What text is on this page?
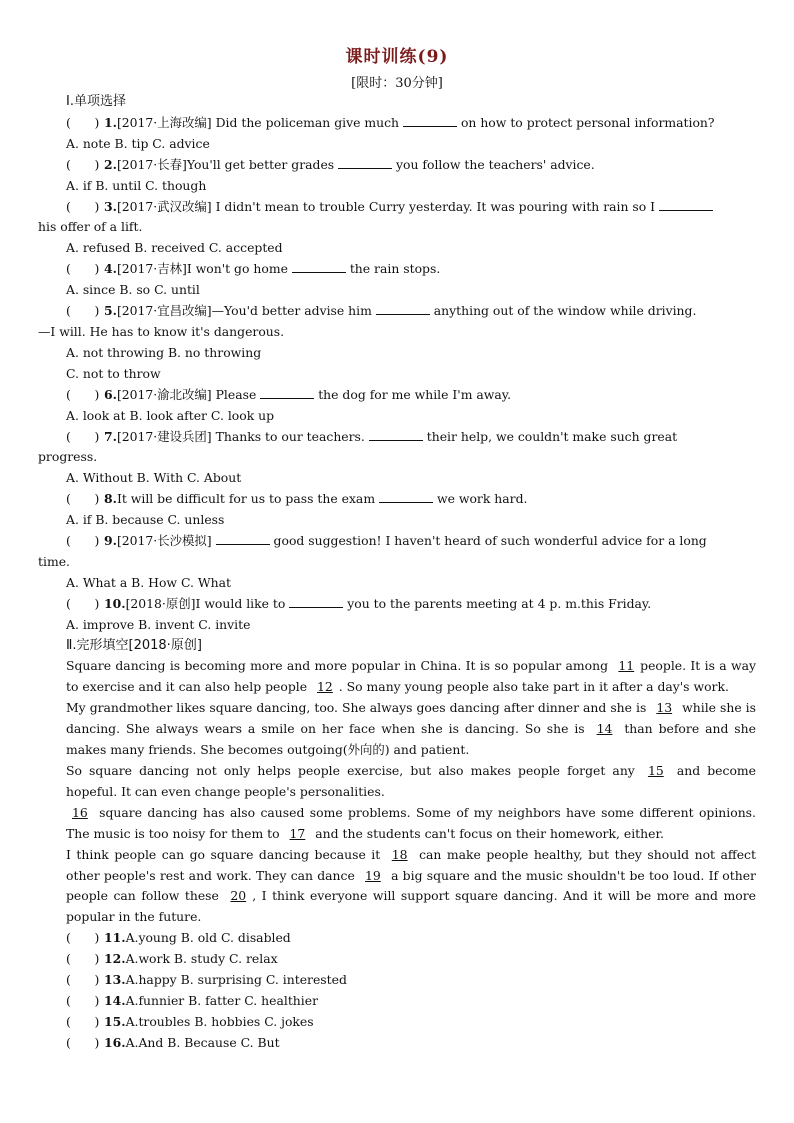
课时训练(9)
[限时：30分钟]
Ⅰ.单项选择
(      ) 1.[2017·上海改编] Did the policeman give much	on how to protect personal information?
A. note B. tip C. advice
(      ) 2.[2017·长春]You'll get better grades	you follow the teachers' advice.
A. if B. until C. though
(      ) 3.[2017·武汉改编] I didn't mean to trouble Curry yesterday. It was pouring with rain so I
his offer of a lift.
A. refused B. received C. accepted
(      ) 4.[2017·吉林]I won't go home	the rain stops.
A. since B. so C. until
(      ) 5.[2017·宜昌改编]—You'd better advise him	anything out of the window while driving.
—I will. He has to know it's dangerous.
A. not throwing B. no throwing
C. not to throw
(      ) 6.[2017·渝北改编] Please	the dog for me while I'm away.
A. look at B. look after C. look up
(      ) 7.[2017·建设兵团] Thanks to our teachers.	their help, we couldn't make such great
progress.
A. Without B. With C. About
(      ) 8.It will be difficult for us to pass the exam	we work hard.
A. if B. because C. unless
(      ) 9.[2017·长沙模拟]	good suggestion! I haven't heard of such wonderful advice for a long
time.
A. What a B. How C. What
(      ) 10.[2018·原创]I would like to	you to the parents meeting at 4 p. m.this Friday.
A. improve B. invent C. invite
Ⅱ.完形填空[2018·原创]
Square dancing is becoming more and more popular in China. It is so popular among 11 people. It is a way to exercise and it can also help people 12 . So many young people also take part in it after a day's work.
My grandmother likes square dancing, too. She always goes dancing after dinner and she is 13 while she is dancing. She always wears a smile on her face when she is dancing. So she is 14 than before and she makes many friends. She becomes outgoing(外向的) and patient.
So square dancing not only helps people exercise, but also makes people forget any 15 and become hopeful. It can even change people's personalities.
16 square dancing has also caused some problems. Some of my neighbors have some different opinions. The music is too noisy for them to 17 and the students can't focus on their homework, either.
I think people can go square dancing because it 18 can make people healthy, but they should not affect other people's rest and work. They can dance 19 a big square and the music shouldn't be too loud. If other people can follow these 20 , I think everyone will support square dancing. And it will be more and more popular in the future.
(      ) 11.A.young B. old C. disabled
(      ) 12.A.work B. study C. relax
(      ) 13.A.happy B. surprising C. interested
(      ) 14.A.funnier B. fatter C. healthier
(      ) 15.A.troubles B. hobbies C. jokes
(      ) 16.A.And B. Because C. But
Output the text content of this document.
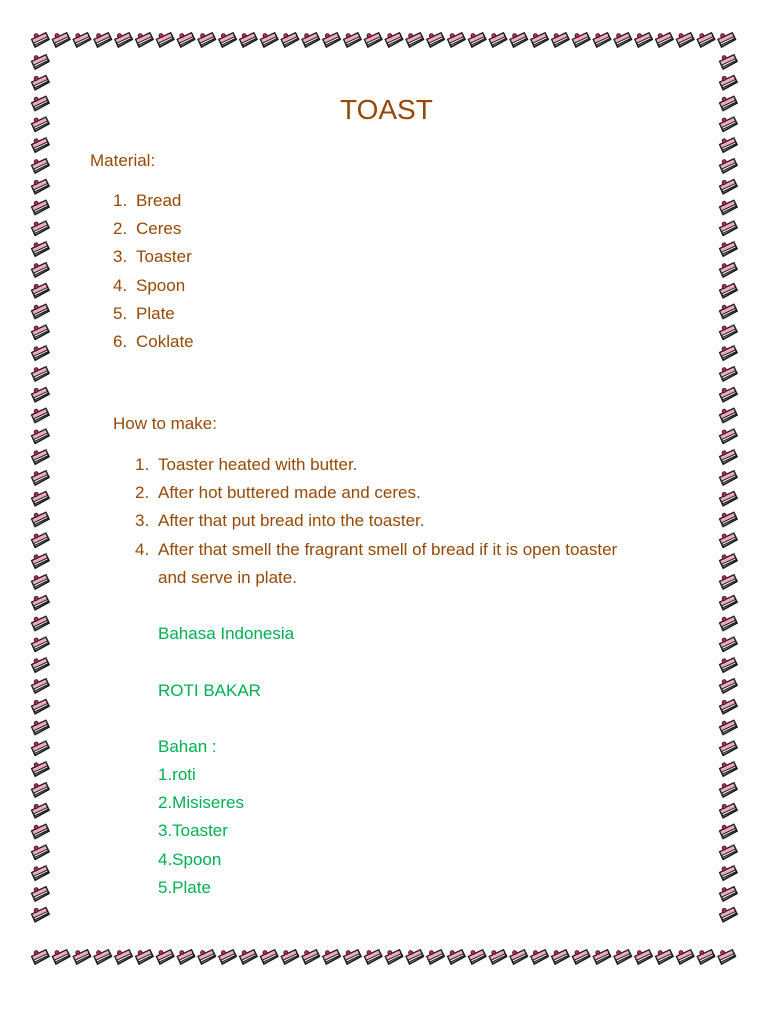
TOAST
Material:
1. Bread
2. Ceres
3. Toaster
4. Spoon
5. Plate
6. Coklate
How to make:
1. Toaster heated with butter.
2. After hot buttered made and ceres.
3. After that put bread into the toaster.
4. After that smell the fragrant smell of bread if it is open toaster
and serve in plate.
Bahasa Indonesia
ROTI BAKAR
Bahan :
1.roti
2.Misiseres
3.Toaster
4.Spoon
5.Plate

- **Problem description**:
Locate the line containing "Output the text content of this document." in the material above, then repeat it and every later line exactly, with no pictures.

- **Solution to the exercise**:
Output the text content of this document.
TOAST
Material:
1. Bread
2. Ceres
3. Toaster
4. Spoon
5. Plate
6. Coklate
How to make:
1. Toaster heated with butter.
2. After hot buttered made and ceres.
3. After that put bread into the toaster.
4. After that smell the fragrant smell of bread if it is open toaster
and serve in plate.
Bahasa Indonesia
ROTI BAKAR
Bahan :
1.roti
2.Misiseres
3.Toaster
4.Spoon
5.Plate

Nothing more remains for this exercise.